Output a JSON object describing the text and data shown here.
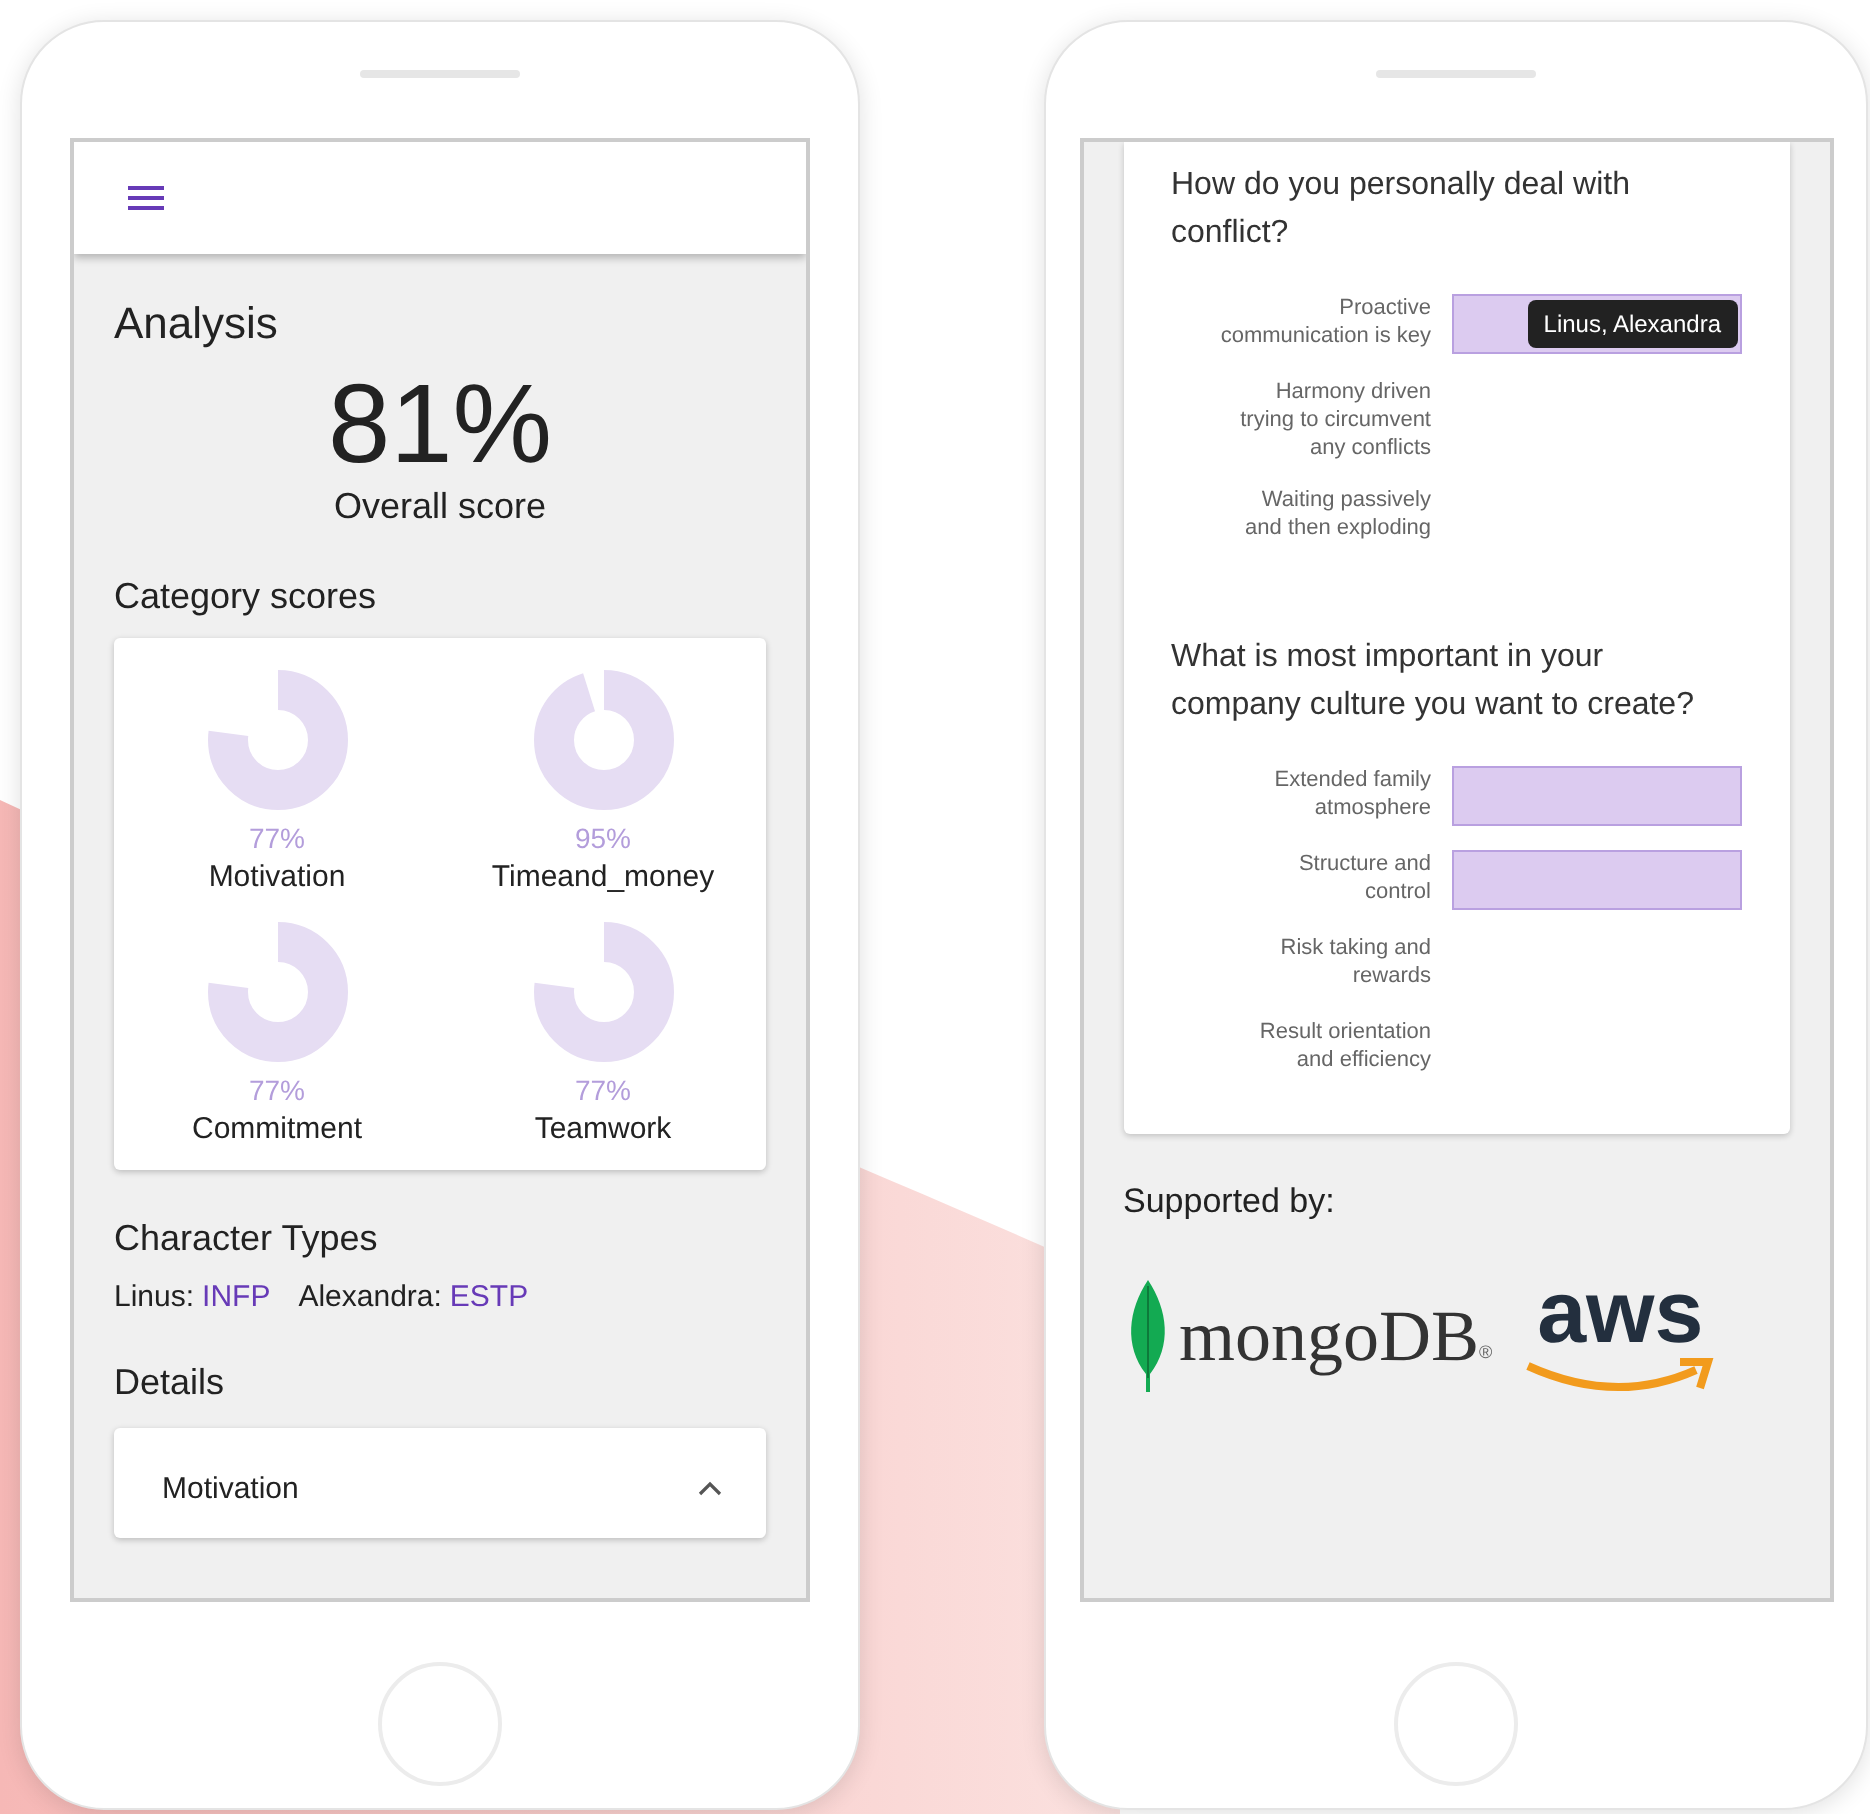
{
  "analysis_screen": {
    "title": "Analysis",
    "score": "81%",
    "score_label": "Overall score",
    "category_heading": "Category scores",
    "categories": [
      {
        "name": "Motivation",
        "percent": "77%",
        "level": 0.77
      },
      {
        "name": "Timeand_money",
        "percent": "95%",
        "level": 0.95
      },
      {
        "name": "Commitment",
        "percent": "77%",
        "level": 0.77
      },
      {
        "name": "Teamwork",
        "percent": "77%",
        "level": 0.77
      }
    ],
    "character_heading": "Character Types",
    "character_types": [
      {
        "name": "Linus:",
        "type": "INFP"
      },
      {
        "name": "Alexandra:",
        "type": "ESTP"
      }
    ],
    "details_heading": "Details",
    "details": [
      {
        "label": "Motivation",
        "expanded": true
      }
    ]
  },
  "survey_screen": {
    "questions": [
      {
        "question": "How do you personally deal with conflict?",
        "answers": [
          {
            "label": "Proactive\ncommunication is key",
            "selected": true,
            "tooltip": "Linus, Alexandra"
          },
          {
            "label": "Harmony driven\ntrying to circumvent\nany conflicts",
            "selected": false
          },
          {
            "label": "Waiting passively\nand then exploding",
            "selected": false
          }
        ]
      },
      {
        "question": "What is most important in your company culture you want to create?",
        "answers": [
          {
            "label": "Extended family\natmosphere",
            "selected": true
          },
          {
            "label": "Structure and\ncontrol",
            "selected": true
          },
          {
            "label": "Risk taking and\nrewards",
            "selected": false
          },
          {
            "label": "Result orientation\nand efficiency",
            "selected": false
          }
        ]
      }
    ],
    "supported_by": "Supported by:",
    "sponsors": [
      {
        "kind": "mongodb",
        "name": "mongoDB",
        "mark": "®"
      },
      {
        "kind": "aws",
        "name": "aws"
      }
    ]
  }
}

######

Written request. The data above should be repeated exactly, minus any pictures.

Exercise answer.
Output a JSON object describing the text and data shown here.
{
  "analysis_screen": {
    "title": "Analysis",
    "score": "81%",
    "score_label": "Overall score",
    "category_heading": "Category scores",
    "categories": [
      {
        "name": "Motivation",
        "percent": "77%",
        "level": 0.77
      },
      {
        "name": "Timeand_money",
        "percent": "95%",
        "level": 0.95
      },
      {
        "name": "Commitment",
        "percent": "77%",
        "level": 0.77
      },
      {
        "name": "Teamwork",
        "percent": "77%",
        "level": 0.77
      }
    ],
    "character_heading": "Character Types",
    "character_types": [
      {
        "name": "Linus:",
        "type": "INFP"
      },
      {
        "name": "Alexandra:",
        "type": "ESTP"
      }
    ],
    "details_heading": "Details",
    "details": [
      {
        "label": "Motivation",
        "expanded": true
      }
    ]
  },
  "survey_screen": {
    "questions": [
      {
        "question": "How do you personally deal with conflict?",
        "answers": [
          {
            "label": "Proactive\ncommunication is key",
            "selected": true,
            "tooltip": "Linus, Alexandra"
          },
          {
            "label": "Harmony driven\ntrying to circumvent\nany conflicts",
            "selected": false
          },
          {
            "label": "Waiting passively\nand then exploding",
            "selected": false
          }
        ]
      },
      {
        "question": "What is most important in your company culture you want to create?",
        "answers": [
          {
            "label": "Extended family\natmosphere",
            "selected": true
          },
          {
            "label": "Structure and\ncontrol",
            "selected": true
          },
          {
            "label": "Risk taking and\nrewards",
            "selected": false
          },
          {
            "label": "Result orientation\nand efficiency",
            "selected": false
          }
        ]
      }
    ],
    "supported_by": "Supported by:",
    "sponsors": [
      {
        "kind": "mongodb",
        "name": "mongoDB",
        "mark": "®"
      },
      {
        "kind": "aws",
        "name": "aws"
      }
    ]
  }
}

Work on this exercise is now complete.